## START Data rows
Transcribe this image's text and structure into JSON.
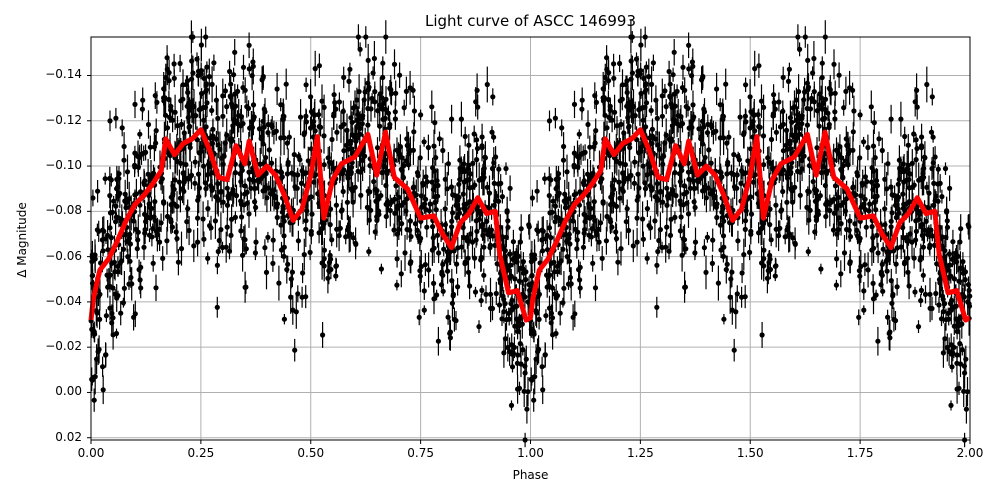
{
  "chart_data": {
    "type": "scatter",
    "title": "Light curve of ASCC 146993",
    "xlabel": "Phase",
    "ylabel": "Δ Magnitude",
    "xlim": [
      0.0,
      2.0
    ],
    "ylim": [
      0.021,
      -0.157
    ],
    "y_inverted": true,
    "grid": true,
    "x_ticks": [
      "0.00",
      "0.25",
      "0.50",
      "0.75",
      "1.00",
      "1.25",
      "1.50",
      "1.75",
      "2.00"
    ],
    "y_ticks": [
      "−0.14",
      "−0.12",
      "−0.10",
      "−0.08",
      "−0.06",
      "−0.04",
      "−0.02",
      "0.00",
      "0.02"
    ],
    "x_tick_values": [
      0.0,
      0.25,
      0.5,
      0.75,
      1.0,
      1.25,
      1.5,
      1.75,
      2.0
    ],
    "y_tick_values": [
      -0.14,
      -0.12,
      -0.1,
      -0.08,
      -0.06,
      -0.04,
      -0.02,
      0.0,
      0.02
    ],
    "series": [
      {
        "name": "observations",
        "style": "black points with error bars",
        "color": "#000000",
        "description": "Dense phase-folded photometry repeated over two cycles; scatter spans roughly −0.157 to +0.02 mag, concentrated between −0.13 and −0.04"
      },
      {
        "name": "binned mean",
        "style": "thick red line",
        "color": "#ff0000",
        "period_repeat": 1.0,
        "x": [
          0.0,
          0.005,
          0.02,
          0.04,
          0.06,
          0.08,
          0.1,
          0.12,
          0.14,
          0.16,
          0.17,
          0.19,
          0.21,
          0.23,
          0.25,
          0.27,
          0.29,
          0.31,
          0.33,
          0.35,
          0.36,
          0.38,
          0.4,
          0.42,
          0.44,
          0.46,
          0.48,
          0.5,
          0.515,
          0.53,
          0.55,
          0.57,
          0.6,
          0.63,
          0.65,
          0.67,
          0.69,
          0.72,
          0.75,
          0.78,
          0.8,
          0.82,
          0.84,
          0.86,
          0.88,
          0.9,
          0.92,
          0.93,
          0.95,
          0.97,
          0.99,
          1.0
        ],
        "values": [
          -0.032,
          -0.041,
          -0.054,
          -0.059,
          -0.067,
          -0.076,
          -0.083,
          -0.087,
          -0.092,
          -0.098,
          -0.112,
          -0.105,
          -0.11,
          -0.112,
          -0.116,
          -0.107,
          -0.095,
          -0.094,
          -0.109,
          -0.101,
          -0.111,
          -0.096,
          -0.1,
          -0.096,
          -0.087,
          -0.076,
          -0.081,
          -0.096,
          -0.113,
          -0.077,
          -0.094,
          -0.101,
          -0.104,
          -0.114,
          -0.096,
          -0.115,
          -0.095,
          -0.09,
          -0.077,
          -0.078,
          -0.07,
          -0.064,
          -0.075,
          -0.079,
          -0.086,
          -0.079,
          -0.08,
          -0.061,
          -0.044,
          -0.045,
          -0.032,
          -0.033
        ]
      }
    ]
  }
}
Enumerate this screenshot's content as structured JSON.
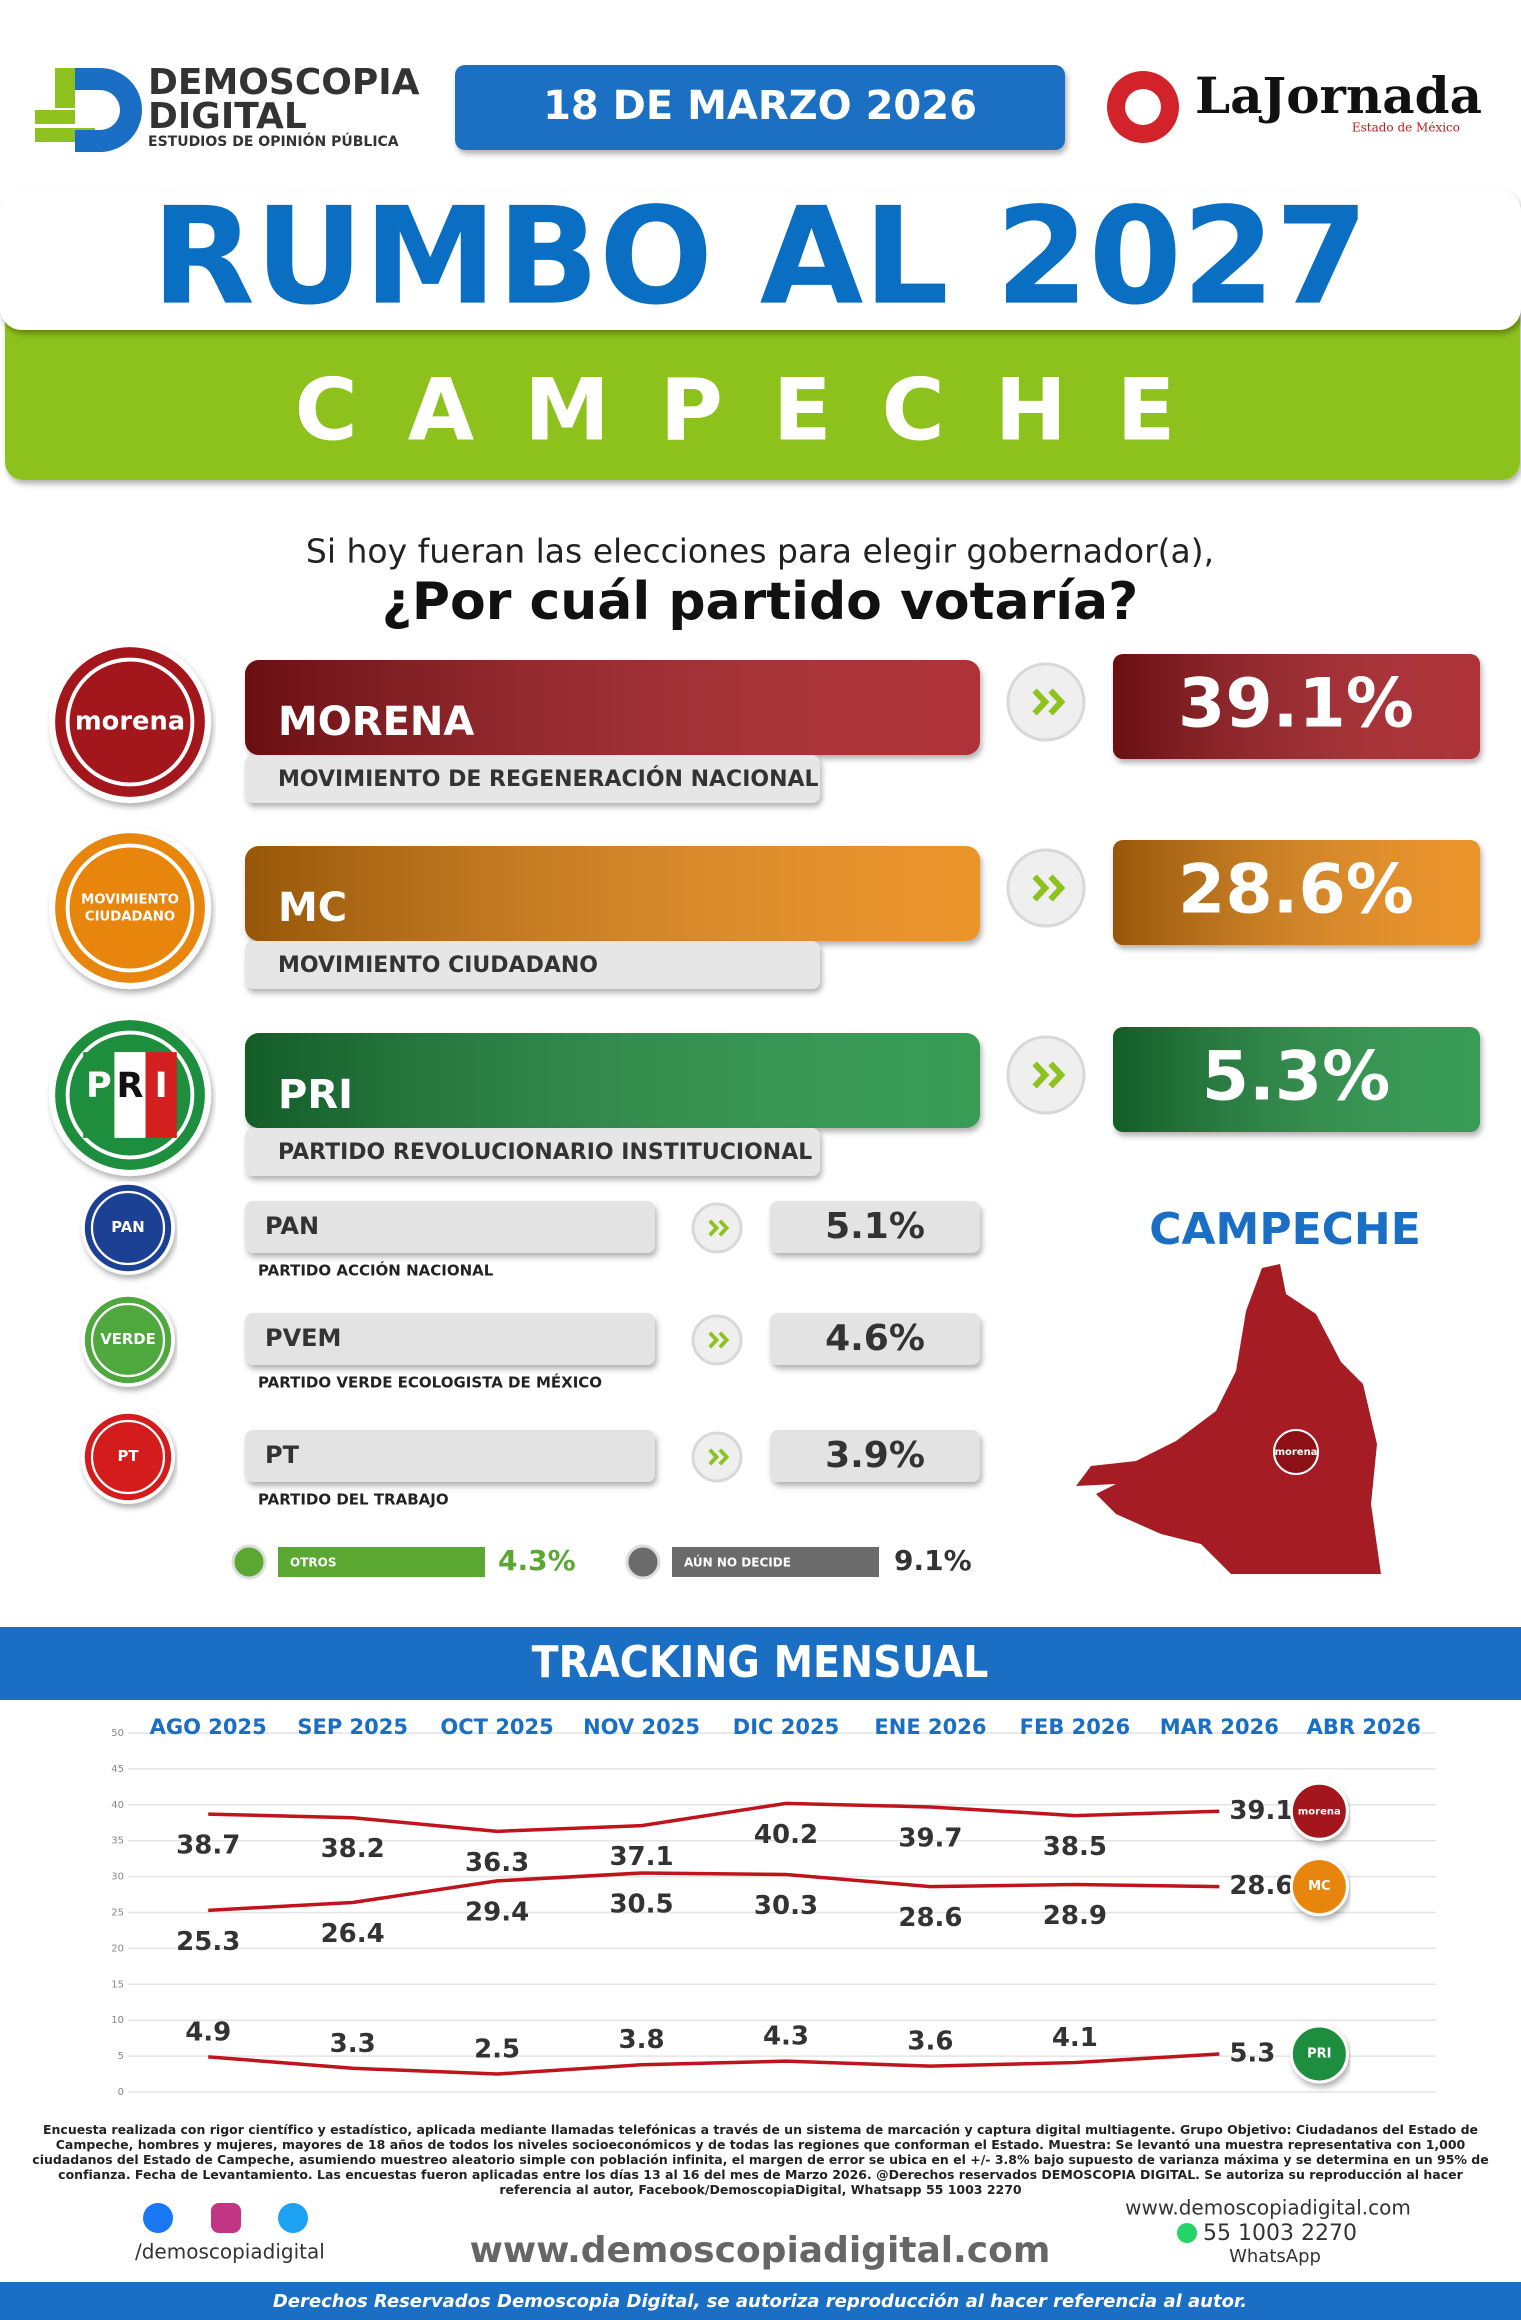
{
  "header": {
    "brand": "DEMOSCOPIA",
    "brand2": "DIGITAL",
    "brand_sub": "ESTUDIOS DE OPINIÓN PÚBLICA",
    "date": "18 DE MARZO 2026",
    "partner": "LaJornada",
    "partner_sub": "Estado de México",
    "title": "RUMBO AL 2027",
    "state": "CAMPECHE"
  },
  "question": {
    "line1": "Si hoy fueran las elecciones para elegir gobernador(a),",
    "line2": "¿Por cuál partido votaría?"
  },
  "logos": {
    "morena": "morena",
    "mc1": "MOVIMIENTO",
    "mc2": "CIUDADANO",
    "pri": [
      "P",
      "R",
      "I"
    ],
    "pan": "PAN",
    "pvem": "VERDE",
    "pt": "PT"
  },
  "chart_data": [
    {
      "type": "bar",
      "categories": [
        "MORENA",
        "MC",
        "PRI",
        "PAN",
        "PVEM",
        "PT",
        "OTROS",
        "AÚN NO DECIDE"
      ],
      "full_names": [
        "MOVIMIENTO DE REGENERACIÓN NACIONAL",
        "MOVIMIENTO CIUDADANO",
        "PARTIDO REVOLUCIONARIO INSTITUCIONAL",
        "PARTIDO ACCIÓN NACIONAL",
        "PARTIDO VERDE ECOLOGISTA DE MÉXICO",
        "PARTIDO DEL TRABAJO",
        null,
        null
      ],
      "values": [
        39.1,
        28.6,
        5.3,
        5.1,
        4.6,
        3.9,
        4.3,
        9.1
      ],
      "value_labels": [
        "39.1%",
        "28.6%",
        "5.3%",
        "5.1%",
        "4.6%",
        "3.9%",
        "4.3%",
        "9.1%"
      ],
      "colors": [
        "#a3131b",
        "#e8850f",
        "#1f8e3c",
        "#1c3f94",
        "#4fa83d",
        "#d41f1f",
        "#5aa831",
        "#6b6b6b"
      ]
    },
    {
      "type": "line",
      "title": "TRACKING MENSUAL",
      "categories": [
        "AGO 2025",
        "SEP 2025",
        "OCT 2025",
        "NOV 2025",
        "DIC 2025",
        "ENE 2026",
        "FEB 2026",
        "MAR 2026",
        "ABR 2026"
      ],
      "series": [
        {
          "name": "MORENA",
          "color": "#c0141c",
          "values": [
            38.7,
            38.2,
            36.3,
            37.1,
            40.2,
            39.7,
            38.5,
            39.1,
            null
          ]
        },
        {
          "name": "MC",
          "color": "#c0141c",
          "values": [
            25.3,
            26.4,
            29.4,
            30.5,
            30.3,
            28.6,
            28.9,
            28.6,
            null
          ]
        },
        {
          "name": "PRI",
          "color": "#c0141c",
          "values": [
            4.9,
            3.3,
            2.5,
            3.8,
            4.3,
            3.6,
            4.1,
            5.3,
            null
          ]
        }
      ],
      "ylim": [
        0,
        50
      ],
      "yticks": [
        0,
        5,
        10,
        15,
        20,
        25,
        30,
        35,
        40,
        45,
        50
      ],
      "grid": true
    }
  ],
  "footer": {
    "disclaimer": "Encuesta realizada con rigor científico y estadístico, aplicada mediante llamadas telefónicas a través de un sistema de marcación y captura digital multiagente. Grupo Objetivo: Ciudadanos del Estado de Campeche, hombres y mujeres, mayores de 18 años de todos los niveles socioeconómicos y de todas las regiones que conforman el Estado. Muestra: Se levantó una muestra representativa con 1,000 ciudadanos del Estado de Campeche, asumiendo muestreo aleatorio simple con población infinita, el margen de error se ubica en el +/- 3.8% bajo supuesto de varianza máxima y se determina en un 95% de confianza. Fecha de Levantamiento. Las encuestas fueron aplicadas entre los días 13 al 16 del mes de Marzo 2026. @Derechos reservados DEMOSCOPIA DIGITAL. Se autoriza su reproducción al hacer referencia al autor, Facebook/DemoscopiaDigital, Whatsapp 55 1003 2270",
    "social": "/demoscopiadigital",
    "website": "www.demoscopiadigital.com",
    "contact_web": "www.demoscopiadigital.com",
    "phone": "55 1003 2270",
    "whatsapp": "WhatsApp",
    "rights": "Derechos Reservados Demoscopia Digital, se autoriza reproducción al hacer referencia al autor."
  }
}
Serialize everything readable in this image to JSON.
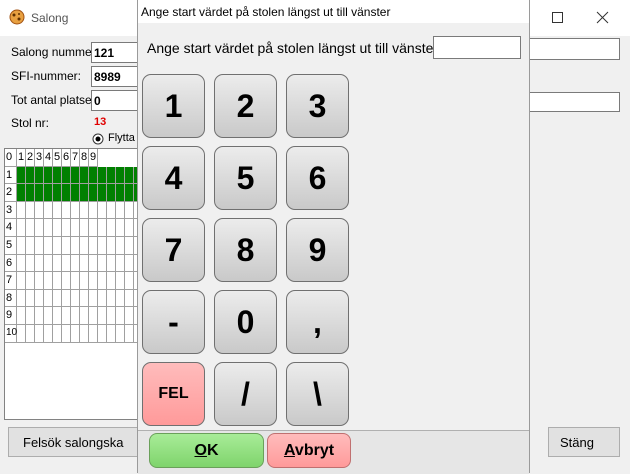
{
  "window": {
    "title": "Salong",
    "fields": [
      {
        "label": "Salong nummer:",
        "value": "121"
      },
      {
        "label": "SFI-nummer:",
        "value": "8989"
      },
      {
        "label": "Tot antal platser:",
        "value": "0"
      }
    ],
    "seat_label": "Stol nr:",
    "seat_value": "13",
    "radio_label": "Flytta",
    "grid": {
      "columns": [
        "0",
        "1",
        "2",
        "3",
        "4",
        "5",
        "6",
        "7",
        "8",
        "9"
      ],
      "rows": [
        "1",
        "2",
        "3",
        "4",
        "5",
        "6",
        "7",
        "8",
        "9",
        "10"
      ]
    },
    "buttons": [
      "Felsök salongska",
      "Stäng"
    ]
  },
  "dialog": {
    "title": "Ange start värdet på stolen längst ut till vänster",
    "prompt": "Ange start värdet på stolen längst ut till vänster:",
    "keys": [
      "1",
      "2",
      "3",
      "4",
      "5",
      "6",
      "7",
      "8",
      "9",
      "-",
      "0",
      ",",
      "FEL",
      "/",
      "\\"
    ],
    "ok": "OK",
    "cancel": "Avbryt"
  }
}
## END Data rows
Your task is to repeat exactly the lines from the one containing "Serialize everything readable" through the end of the material, both included, and only those, without pictures.

Finished answer
Serialize everything readable in this image to JSON.
{
  "window": {
    "title": "Salong",
    "fields": [
      {
        "label": "Salong nummer:",
        "value": "121"
      },
      {
        "label": "SFI-nummer:",
        "value": "8989"
      },
      {
        "label": "Tot antal platser:",
        "value": "0"
      }
    ],
    "seat_label": "Stol nr:",
    "seat_value": "13",
    "radio_label": "Flytta",
    "grid": {
      "columns": [
        "0",
        "1",
        "2",
        "3",
        "4",
        "5",
        "6",
        "7",
        "8",
        "9"
      ],
      "rows": [
        "1",
        "2",
        "3",
        "4",
        "5",
        "6",
        "7",
        "8",
        "9",
        "10"
      ]
    },
    "buttons": [
      "Felsök salongska",
      "Stäng"
    ]
  },
  "dialog": {
    "title": "Ange start värdet på stolen längst ut till vänster",
    "prompt": "Ange start värdet på stolen längst ut till vänster:",
    "keys": [
      "1",
      "2",
      "3",
      "4",
      "5",
      "6",
      "7",
      "8",
      "9",
      "-",
      "0",
      ",",
      "FEL",
      "/",
      "\\"
    ],
    "ok": "OK",
    "cancel": "Avbryt"
  }
}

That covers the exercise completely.